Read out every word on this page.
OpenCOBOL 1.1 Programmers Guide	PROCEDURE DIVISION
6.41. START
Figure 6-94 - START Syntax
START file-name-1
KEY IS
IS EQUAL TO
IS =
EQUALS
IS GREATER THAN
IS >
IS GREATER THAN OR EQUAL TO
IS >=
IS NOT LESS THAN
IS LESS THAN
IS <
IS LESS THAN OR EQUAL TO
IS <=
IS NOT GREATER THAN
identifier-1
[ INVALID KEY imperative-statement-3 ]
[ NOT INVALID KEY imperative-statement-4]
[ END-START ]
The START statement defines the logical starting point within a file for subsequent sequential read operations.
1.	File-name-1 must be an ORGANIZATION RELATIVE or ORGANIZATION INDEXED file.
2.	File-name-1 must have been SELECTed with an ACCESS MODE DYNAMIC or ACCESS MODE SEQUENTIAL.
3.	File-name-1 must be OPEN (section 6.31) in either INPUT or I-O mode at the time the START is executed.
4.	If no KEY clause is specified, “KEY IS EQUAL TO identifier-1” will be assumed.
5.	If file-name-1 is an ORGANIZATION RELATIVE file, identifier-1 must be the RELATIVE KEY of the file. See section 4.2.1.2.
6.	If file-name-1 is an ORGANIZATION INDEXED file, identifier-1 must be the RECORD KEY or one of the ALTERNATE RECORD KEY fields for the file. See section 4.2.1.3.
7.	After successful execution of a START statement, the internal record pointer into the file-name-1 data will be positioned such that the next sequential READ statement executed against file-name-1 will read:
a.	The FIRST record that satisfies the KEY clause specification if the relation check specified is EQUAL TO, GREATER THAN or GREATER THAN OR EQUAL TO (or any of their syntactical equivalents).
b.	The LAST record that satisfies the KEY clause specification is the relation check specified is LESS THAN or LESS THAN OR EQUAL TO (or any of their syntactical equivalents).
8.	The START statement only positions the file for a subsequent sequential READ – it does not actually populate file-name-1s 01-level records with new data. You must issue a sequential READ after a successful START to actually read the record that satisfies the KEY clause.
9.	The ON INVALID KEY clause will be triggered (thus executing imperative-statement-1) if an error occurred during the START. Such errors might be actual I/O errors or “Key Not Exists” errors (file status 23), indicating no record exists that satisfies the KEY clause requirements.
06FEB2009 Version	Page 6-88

-*-*-

Return each line that includes "THAN".

IS GREATER THAN
IS GREATER THAN OR EQUAL TO
IS NOT LESS THAN
IS LESS THAN
IS LESS THAN OR EQUAL TO
IS NOT GREATER THAN
a.	The FIRST record that satisfies the KEY clause specification if the relation check specified is EQUAL TO, GREATER THAN or GREATER THAN OR EQUAL TO (or any of their syntactical equivalents).
b.	The LAST record that satisfies the KEY clause specification is the relation check specified is LESS THAN or LESS THAN OR EQUAL TO (or any of their syntactical equivalents).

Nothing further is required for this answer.